----- THE DATA -----
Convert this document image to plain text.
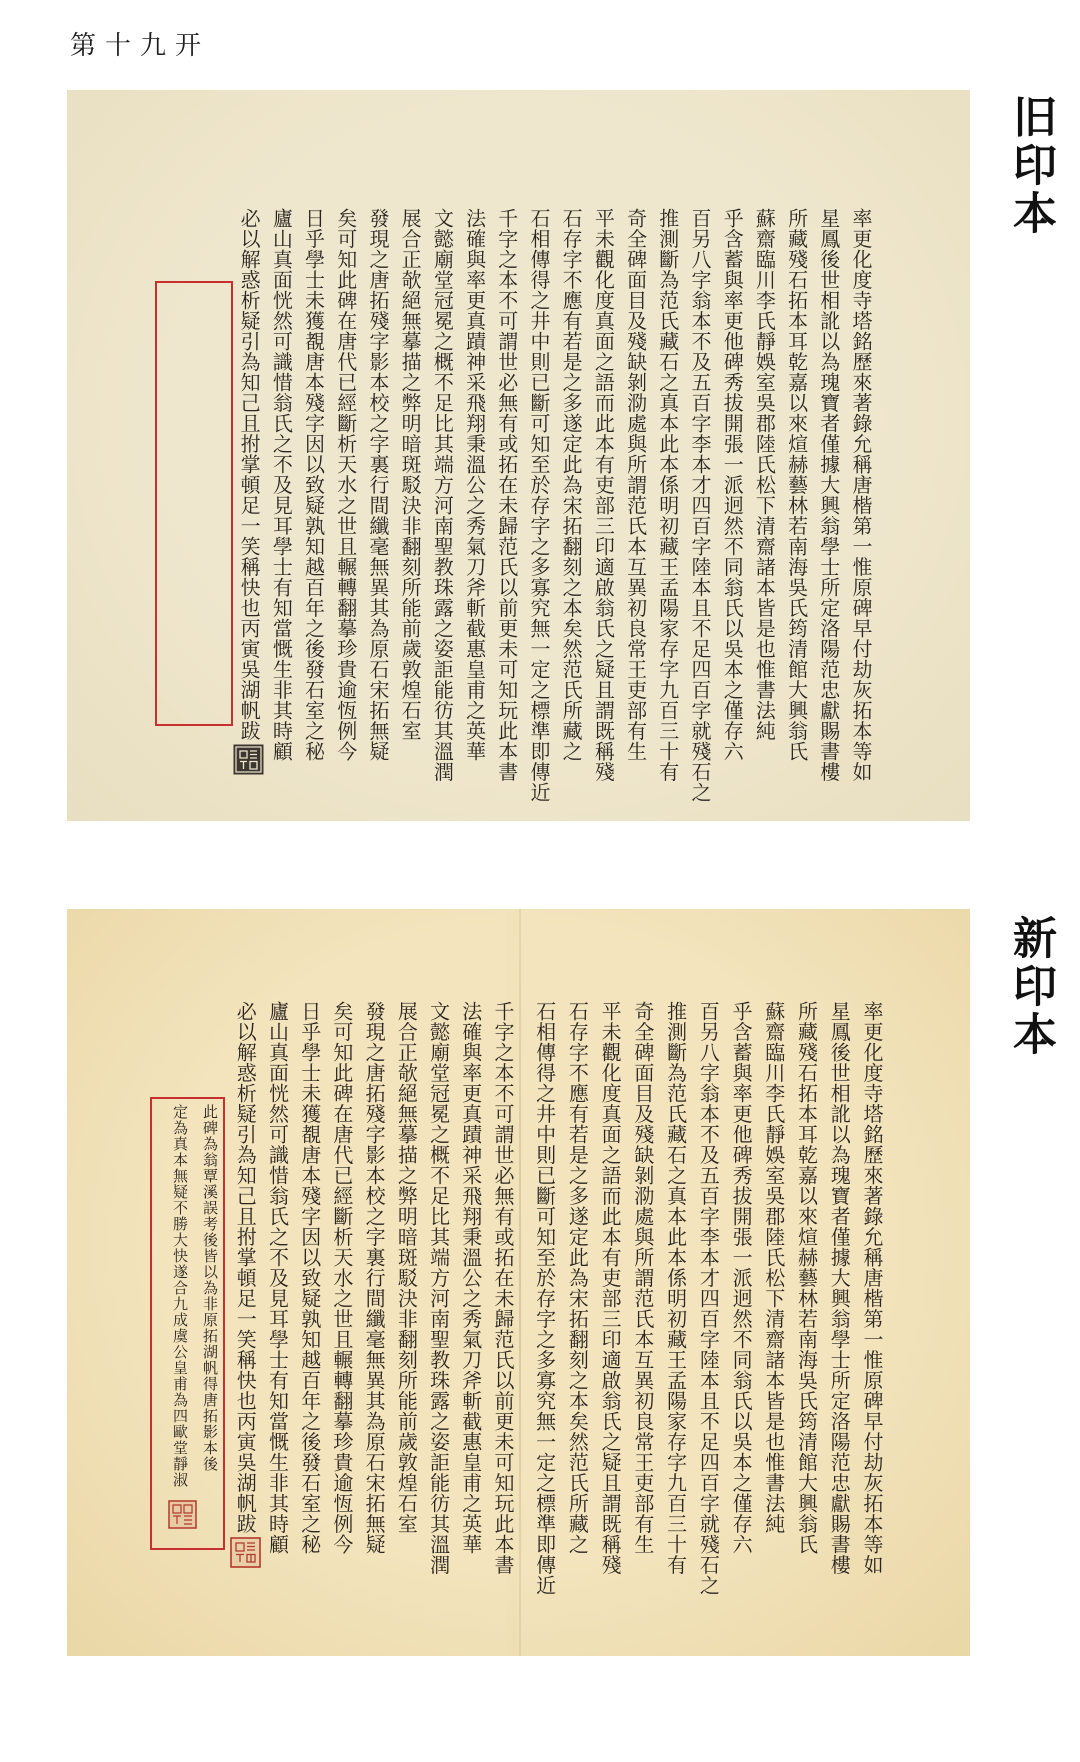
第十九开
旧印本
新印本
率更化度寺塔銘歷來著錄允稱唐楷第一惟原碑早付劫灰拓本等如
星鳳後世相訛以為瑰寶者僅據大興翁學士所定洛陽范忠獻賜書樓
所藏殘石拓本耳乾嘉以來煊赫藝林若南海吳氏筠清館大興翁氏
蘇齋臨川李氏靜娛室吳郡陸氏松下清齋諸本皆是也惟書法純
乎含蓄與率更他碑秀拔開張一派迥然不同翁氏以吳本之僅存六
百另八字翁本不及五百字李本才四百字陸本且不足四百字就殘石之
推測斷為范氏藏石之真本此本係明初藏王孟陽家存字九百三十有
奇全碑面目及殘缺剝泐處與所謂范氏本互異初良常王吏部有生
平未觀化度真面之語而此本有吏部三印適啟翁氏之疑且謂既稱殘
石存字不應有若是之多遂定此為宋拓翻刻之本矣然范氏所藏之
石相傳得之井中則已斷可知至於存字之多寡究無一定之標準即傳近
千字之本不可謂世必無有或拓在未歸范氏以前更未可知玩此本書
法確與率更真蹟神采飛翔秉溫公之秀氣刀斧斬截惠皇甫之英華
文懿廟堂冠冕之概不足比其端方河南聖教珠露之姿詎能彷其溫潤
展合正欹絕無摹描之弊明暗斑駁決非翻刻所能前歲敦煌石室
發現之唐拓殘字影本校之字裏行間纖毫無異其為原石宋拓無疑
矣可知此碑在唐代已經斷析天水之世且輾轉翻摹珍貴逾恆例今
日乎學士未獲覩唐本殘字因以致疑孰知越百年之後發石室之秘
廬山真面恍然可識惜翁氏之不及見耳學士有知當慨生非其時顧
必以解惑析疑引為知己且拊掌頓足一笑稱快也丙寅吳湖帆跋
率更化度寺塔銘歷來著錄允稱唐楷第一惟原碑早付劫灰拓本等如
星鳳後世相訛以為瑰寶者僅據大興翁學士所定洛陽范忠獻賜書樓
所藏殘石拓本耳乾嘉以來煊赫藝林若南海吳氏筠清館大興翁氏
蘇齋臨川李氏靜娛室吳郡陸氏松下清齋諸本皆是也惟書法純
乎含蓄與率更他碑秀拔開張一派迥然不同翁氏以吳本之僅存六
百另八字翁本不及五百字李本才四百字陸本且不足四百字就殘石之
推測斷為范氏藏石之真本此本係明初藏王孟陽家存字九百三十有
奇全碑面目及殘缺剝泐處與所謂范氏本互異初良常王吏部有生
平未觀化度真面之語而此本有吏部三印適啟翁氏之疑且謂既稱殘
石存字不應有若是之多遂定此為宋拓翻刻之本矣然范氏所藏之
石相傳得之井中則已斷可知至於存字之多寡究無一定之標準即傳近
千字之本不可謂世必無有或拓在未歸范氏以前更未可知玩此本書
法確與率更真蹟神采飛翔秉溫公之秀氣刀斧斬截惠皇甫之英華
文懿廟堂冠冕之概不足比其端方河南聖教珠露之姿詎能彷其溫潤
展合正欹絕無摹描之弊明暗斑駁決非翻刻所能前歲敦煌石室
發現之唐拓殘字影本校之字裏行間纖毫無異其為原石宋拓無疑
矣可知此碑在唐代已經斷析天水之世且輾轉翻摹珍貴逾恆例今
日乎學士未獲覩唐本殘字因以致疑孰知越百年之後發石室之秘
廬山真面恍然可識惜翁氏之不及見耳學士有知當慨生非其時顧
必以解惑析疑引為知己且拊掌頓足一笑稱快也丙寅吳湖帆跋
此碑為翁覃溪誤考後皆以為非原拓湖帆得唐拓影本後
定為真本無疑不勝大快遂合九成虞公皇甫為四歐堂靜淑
-----
CHALLENGE.
Word for word, quote the lines above. Omit the pictures.

SOLUTION FOR THIS PROBLEM.
Convert this document image to plain text.
第十九开
旧印本
新印本
率更化度寺塔銘歷來著錄允稱唐楷第一惟原碑早付劫灰拓本等如
星鳳後世相訛以為瑰寶者僅據大興翁學士所定洛陽范忠獻賜書樓
所藏殘石拓本耳乾嘉以來煊赫藝林若南海吳氏筠清館大興翁氏
蘇齋臨川李氏靜娛室吳郡陸氏松下清齋諸本皆是也惟書法純
乎含蓄與率更他碑秀拔開張一派迥然不同翁氏以吳本之僅存六
百另八字翁本不及五百字李本才四百字陸本且不足四百字就殘石之
推測斷為范氏藏石之真本此本係明初藏王孟陽家存字九百三十有
奇全碑面目及殘缺剝泐處與所謂范氏本互異初良常王吏部有生
平未觀化度真面之語而此本有吏部三印適啟翁氏之疑且謂既稱殘
石存字不應有若是之多遂定此為宋拓翻刻之本矣然范氏所藏之
石相傳得之井中則已斷可知至於存字之多寡究無一定之標準即傳近
千字之本不可謂世必無有或拓在未歸范氏以前更未可知玩此本書
法確與率更真蹟神采飛翔秉溫公之秀氣刀斧斬截惠皇甫之英華
文懿廟堂冠冕之概不足比其端方河南聖教珠露之姿詎能彷其溫潤
展合正欹絕無摹描之弊明暗斑駁決非翻刻所能前歲敦煌石室
發現之唐拓殘字影本校之字裏行間纖毫無異其為原石宋拓無疑
矣可知此碑在唐代已經斷析天水之世且輾轉翻摹珍貴逾恆例今
日乎學士未獲覩唐本殘字因以致疑孰知越百年之後發石室之秘
廬山真面恍然可識惜翁氏之不及見耳學士有知當慨生非其時顧
必以解惑析疑引為知己且拊掌頓足一笑稱快也丙寅吳湖帆跋
率更化度寺塔銘歷來著錄允稱唐楷第一惟原碑早付劫灰拓本等如
星鳳後世相訛以為瑰寶者僅據大興翁學士所定洛陽范忠獻賜書樓
所藏殘石拓本耳乾嘉以來煊赫藝林若南海吳氏筠清館大興翁氏
蘇齋臨川李氏靜娛室吳郡陸氏松下清齋諸本皆是也惟書法純
乎含蓄與率更他碑秀拔開張一派迥然不同翁氏以吳本之僅存六
百另八字翁本不及五百字李本才四百字陸本且不足四百字就殘石之
推測斷為范氏藏石之真本此本係明初藏王孟陽家存字九百三十有
奇全碑面目及殘缺剝泐處與所謂范氏本互異初良常王吏部有生
平未觀化度真面之語而此本有吏部三印適啟翁氏之疑且謂既稱殘
石存字不應有若是之多遂定此為宋拓翻刻之本矣然范氏所藏之
石相傳得之井中則已斷可知至於存字之多寡究無一定之標準即傳近
千字之本不可謂世必無有或拓在未歸范氏以前更未可知玩此本書
法確與率更真蹟神采飛翔秉溫公之秀氣刀斧斬截惠皇甫之英華
文懿廟堂冠冕之概不足比其端方河南聖教珠露之姿詎能彷其溫潤
展合正欹絕無摹描之弊明暗斑駁決非翻刻所能前歲敦煌石室
發現之唐拓殘字影本校之字裏行間纖毫無異其為原石宋拓無疑
矣可知此碑在唐代已經斷析天水之世且輾轉翻摹珍貴逾恆例今
日乎學士未獲覩唐本殘字因以致疑孰知越百年之後發石室之秘
廬山真面恍然可識惜翁氏之不及見耳學士有知當慨生非其時顧
必以解惑析疑引為知己且拊掌頓足一笑稱快也丙寅吳湖帆跋
此碑為翁覃溪誤考後皆以為非原拓湖帆得唐拓影本後
定為真本無疑不勝大快遂合九成虞公皇甫為四歐堂靜淑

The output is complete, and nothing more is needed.